→ **What the task requires**
Copy the records below exactly, leaving out every picture.

[Recorded data]
☆ ☆ ☆ ☆ ☆
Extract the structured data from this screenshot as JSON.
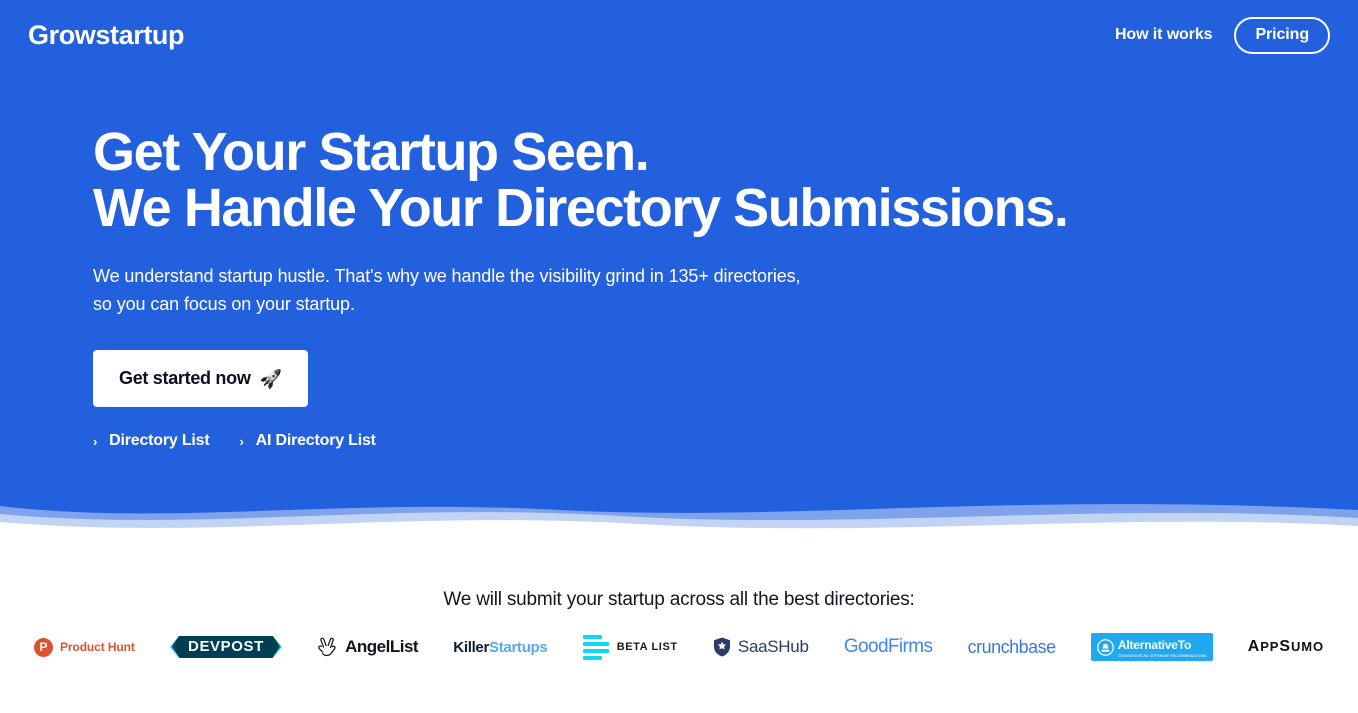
{
  "nav": {
    "brand": "Growstartup",
    "how_it_works": "How it works",
    "pricing": "Pricing"
  },
  "hero": {
    "headline_line1": "Get Your Startup Seen.",
    "headline_line2": "We Handle Your Directory Submissions.",
    "sub_line1": "We understand startup hustle. That's why we handle the visibility grind in 135+ directories,",
    "sub_line2": "so you can focus on your startup.",
    "cta_label": "Get started now",
    "cta_icon": "rocket-icon",
    "cta_icon_glyph": "🚀",
    "quicklinks": [
      {
        "chevron": "›",
        "label": "Directory List"
      },
      {
        "chevron": "›",
        "label": "AI Directory List"
      }
    ],
    "background_color": "#2360dd"
  },
  "logos": {
    "title": "We will submit your startup across all the best directories:",
    "items": [
      {
        "name": "Product Hunt",
        "mark": "P"
      },
      {
        "name": "DEVPOST"
      },
      {
        "name": "AngelList",
        "icon": "peace-hand-icon"
      },
      {
        "name_part1": "Killer",
        "name_part2": "Startups"
      },
      {
        "name": "BETA LIST"
      },
      {
        "name": "SaaSHub",
        "icon": "shield-star-icon"
      },
      {
        "name": "GoodFirms"
      },
      {
        "name": "crunchbase"
      },
      {
        "name": "AlternativeTo",
        "tagline": "CROWDSOURCED SOFTWARE RECOMMENDATIONS"
      },
      {
        "name_part1": "A",
        "name_part2": "PP",
        "name_part3": "S",
        "name_part4": "UMO"
      }
    ]
  },
  "colors": {
    "hero_blue": "#2360dd",
    "product_hunt": "#da552f",
    "devpost_dark": "#003e54",
    "devpost_accent": "#2ec5d3",
    "killer_dark": "#0c1b33",
    "startups_blue": "#5ba8f0",
    "betalist_cyan": "#12d6f5",
    "saashub_navy": "#2b3c6b",
    "goodfirms_blue": "#4285f4",
    "crunchbase_blue": "#3b78e7",
    "alternativeto_blue": "#21a8f0"
  }
}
☆ ☆ ☆ ☆ ☆
→ **Exercise solution**
Extract the structured data from this screenshot as JSON.
{
  "nav": {
    "brand": "Growstartup",
    "how_it_works": "How it works",
    "pricing": "Pricing"
  },
  "hero": {
    "headline_line1": "Get Your Startup Seen.",
    "headline_line2": "We Handle Your Directory Submissions.",
    "sub_line1": "We understand startup hustle. That's why we handle the visibility grind in 135+ directories,",
    "sub_line2": "so you can focus on your startup.",
    "cta_label": "Get started now",
    "cta_icon": "rocket-icon",
    "cta_icon_glyph": "🚀",
    "quicklinks": [
      {
        "chevron": "›",
        "label": "Directory List"
      },
      {
        "chevron": "›",
        "label": "AI Directory List"
      }
    ],
    "background_color": "#2360dd"
  },
  "logos": {
    "title": "We will submit your startup across all the best directories:",
    "items": [
      {
        "name": "Product Hunt",
        "mark": "P"
      },
      {
        "name": "DEVPOST"
      },
      {
        "name": "AngelList",
        "icon": "peace-hand-icon"
      },
      {
        "name_part1": "Killer",
        "name_part2": "Startups"
      },
      {
        "name": "BETA LIST"
      },
      {
        "name": "SaaSHub",
        "icon": "shield-star-icon"
      },
      {
        "name": "GoodFirms"
      },
      {
        "name": "crunchbase"
      },
      {
        "name": "AlternativeTo",
        "tagline": "CROWDSOURCED SOFTWARE RECOMMENDATIONS"
      },
      {
        "name_part1": "A",
        "name_part2": "PP",
        "name_part3": "S",
        "name_part4": "UMO"
      }
    ]
  },
  "colors": {
    "hero_blue": "#2360dd",
    "product_hunt": "#da552f",
    "devpost_dark": "#003e54",
    "devpost_accent": "#2ec5d3",
    "killer_dark": "#0c1b33",
    "startups_blue": "#5ba8f0",
    "betalist_cyan": "#12d6f5",
    "saashub_navy": "#2b3c6b",
    "goodfirms_blue": "#4285f4",
    "crunchbase_blue": "#3b78e7",
    "alternativeto_blue": "#21a8f0"
  }
}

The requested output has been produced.